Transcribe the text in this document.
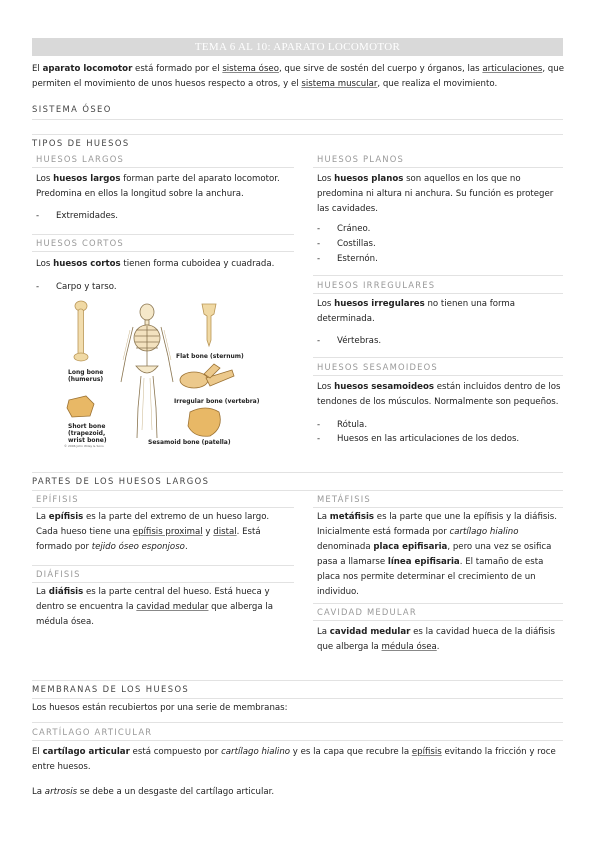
TEMA 6 AL 10: APARATO LOCOMOTOR
El aparato locomotor está formado por el sistema óseo, que sirve de sostén del cuerpo y órganos, las articulaciones, que permiten el movimiento de unos huesos respecto a otros, y el sistema muscular, que realiza el movimiento.
SISTEMA ÓSEO
TIPOS DE HUESOS
HUESOS LARGOS
Los huesos largos forman parte del aparato locomotor. Predomina en ellos la longitud sobre la anchura.
- Extremidades.
HUESOS CORTOS
Los huesos cortos tienen forma cuboidea y cuadrada.
- Carpo y tarso.
Long bone
(humerus)
Short bone
(trapezoid,
wrist bone)
Flat bone (sternum)
Irregular bone (vertebra)
Sesamoid bone (patella)
© 2006 John Wiley & Sons
HUESOS PLANOS
Los huesos planos son aquellos en los que no predomina ni altura ni anchura. Su función es proteger las cavidades.
- Cráneo.
- Costillas.
- Esternón.
HUESOS IRREGULARES
Los huesos irregulares no tienen una forma determinada.
- Vértebras.
HUESOS SESAMOIDEOS
Los huesos sesamoideos están incluidos dentro de los tendones de los músculos. Normalmente son pequeños.
- Rótula.
- Huesos en las articulaciones de los dedos.
PARTES DE LOS HUESOS LARGOS
EPÍFISIS
La epífisis es la parte del extremo de un hueso largo. Cada hueso tiene una epífisis proximal y distal. Está formado por tejido óseo esponjoso.
DIÁFISIS
La diáfisis es la parte central del hueso. Está hueca y dentro se encuentra la cavidad medular que alberga la médula ósea.
METÁFISIS
La metáfisis es la parte que une la epífisis y la diáfisis. Inicialmente está formada por cartílago hialino denominada placa epifisaria, pero una vez se osifica pasa a llamarse línea epifisaria. El tamaño de esta placa nos permite determinar el crecimiento de un individuo.
CAVIDAD MEDULAR
La cavidad medular es la cavidad hueca de la diáfisis que alberga la médula ósea.
MEMBRANAS DE LOS HUESOS
Los huesos están recubiertos por una serie de membranas:
CARTÍLAGO ARTICULAR
El cartílago articular está compuesto por cartílago hialino y es la capa que recubre la epífisis evitando la fricción y roce entre huesos.
La artrosis se debe a un desgaste del cartílago articular.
___
Leaving all pictures aside, quote each record exactly.

▶ **Solution to this exercise**
Transcribe the text in this document.
TEMA 6 AL 10: APARATO LOCOMOTOR
El aparato locomotor está formado por el sistema óseo, que sirve de sostén del cuerpo y órganos, las articulaciones, que permiten el movimiento de unos huesos respecto a otros, y el sistema muscular, que realiza el movimiento.
SISTEMA ÓSEO
TIPOS DE HUESOS
HUESOS LARGOS
Los huesos largos forman parte del aparato locomotor. Predomina en ellos la longitud sobre la anchura.
- Extremidades.
HUESOS CORTOS
Los huesos cortos tienen forma cuboidea y cuadrada.
- Carpo y tarso.
Long bone
(humerus)
Short bone
(trapezoid,
wrist bone)
Flat bone (sternum)
Irregular bone (vertebra)
Sesamoid bone (patella)
© 2006 John Wiley & Sons
HUESOS PLANOS
Los huesos planos son aquellos en los que no predomina ni altura ni anchura. Su función es proteger las cavidades.
- Cráneo.
- Costillas.
- Esternón.
HUESOS IRREGULARES
Los huesos irregulares no tienen una forma determinada.
- Vértebras.
HUESOS SESAMOIDEOS
Los huesos sesamoideos están incluidos dentro de los tendones de los músculos. Normalmente son pequeños.
- Rótula.
- Huesos en las articulaciones de los dedos.
PARTES DE LOS HUESOS LARGOS
EPÍFISIS
La epífisis es la parte del extremo de un hueso largo. Cada hueso tiene una epífisis proximal y distal. Está formado por tejido óseo esponjoso.
DIÁFISIS
La diáfisis es la parte central del hueso. Está hueca y dentro se encuentra la cavidad medular que alberga la médula ósea.
METÁFISIS
La metáfisis es la parte que une la epífisis y la diáfisis. Inicialmente está formada por cartílago hialino denominada placa epifisaria, pero una vez se osifica pasa a llamarse línea epifisaria. El tamaño de esta placa nos permite determinar el crecimiento de un individuo.
CAVIDAD MEDULAR
La cavidad medular es la cavidad hueca de la diáfisis que alberga la médula ósea.
MEMBRANAS DE LOS HUESOS
Los huesos están recubiertos por una serie de membranas:
CARTÍLAGO ARTICULAR
El cartílago articular está compuesto por cartílago hialino y es la capa que recubre la epífisis evitando la fricción y roce entre huesos.
La artrosis se debe a un desgaste del cartílago articular.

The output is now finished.